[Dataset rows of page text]
- - - - - - -

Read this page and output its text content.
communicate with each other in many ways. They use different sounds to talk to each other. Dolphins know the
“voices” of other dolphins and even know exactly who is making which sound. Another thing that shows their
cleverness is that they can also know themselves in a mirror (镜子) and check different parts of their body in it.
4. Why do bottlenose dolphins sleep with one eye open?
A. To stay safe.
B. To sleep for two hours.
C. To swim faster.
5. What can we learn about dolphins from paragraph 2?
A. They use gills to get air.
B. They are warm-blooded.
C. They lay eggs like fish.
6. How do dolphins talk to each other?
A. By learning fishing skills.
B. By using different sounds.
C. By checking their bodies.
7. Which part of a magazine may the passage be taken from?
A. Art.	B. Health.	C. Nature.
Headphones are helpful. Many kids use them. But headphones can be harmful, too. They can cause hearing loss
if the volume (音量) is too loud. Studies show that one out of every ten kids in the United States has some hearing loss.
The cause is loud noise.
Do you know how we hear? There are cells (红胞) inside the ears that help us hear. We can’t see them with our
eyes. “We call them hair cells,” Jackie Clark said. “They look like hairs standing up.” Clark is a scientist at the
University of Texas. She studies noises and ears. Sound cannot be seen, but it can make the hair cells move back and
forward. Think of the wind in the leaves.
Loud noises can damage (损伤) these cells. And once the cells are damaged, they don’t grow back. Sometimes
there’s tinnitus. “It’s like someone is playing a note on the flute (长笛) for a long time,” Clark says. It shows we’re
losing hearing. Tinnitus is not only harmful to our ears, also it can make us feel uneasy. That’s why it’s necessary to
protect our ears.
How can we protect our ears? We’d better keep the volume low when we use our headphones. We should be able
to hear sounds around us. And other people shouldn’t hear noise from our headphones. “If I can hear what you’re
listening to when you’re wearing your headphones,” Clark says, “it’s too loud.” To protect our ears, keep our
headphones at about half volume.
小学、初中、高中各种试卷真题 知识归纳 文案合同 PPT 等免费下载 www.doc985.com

- - - - - - -

▶ [TASK DESCRIPTION]: Your answer should consist of every record, printed exactly as given.

▶ [SOLVED EXERCISE]:
Read this page and output its text content.
communicate with each other in many ways. They use different sounds to talk to each other. Dolphins know the
“voices” of other dolphins and even know exactly who is making which sound. Another thing that shows their
cleverness is that they can also know themselves in a mirror (镜子) and check different parts of their body in it.
4. Why do bottlenose dolphins sleep with one eye open?
A. To stay safe.
B. To sleep for two hours.
C. To swim faster.
5. What can we learn about dolphins from paragraph 2?
A. They use gills to get air.
B. They are warm-blooded.
C. They lay eggs like fish.
6. How do dolphins talk to each other?
A. By learning fishing skills.
B. By using different sounds.
C. By checking their bodies.
7. Which part of a magazine may the passage be taken from?
A. Art.	B. Health.	C. Nature.
Headphones are helpful. Many kids use them. But headphones can be harmful, too. They can cause hearing loss
if the volume (音量) is too loud. Studies show that one out of every ten kids in the United States has some hearing loss.
The cause is loud noise.
Do you know how we hear? There are cells (红胞) inside the ears that help us hear. We can’t see them with our
eyes. “We call them hair cells,” Jackie Clark said. “They look like hairs standing up.” Clark is a scientist at the
University of Texas. She studies noises and ears. Sound cannot be seen, but it can make the hair cells move back and
forward. Think of the wind in the leaves.
Loud noises can damage (损伤) these cells. And once the cells are damaged, they don’t grow back. Sometimes
there’s tinnitus. “It’s like someone is playing a note on the flute (长笛) for a long time,” Clark says. It shows we’re
losing hearing. Tinnitus is not only harmful to our ears, also it can make us feel uneasy. That’s why it’s necessary to
protect our ears.
How can we protect our ears? We’d better keep the volume low when we use our headphones. We should be able
to hear sounds around us. And other people shouldn’t hear noise from our headphones. “If I can hear what you’re
listening to when you’re wearing your headphones,” Clark says, “it’s too loud.” To protect our ears, keep our
headphones at about half volume.
小学、初中、高中各种试卷真题 知识归纳 文案合同 PPT 等免费下载 www.doc985.com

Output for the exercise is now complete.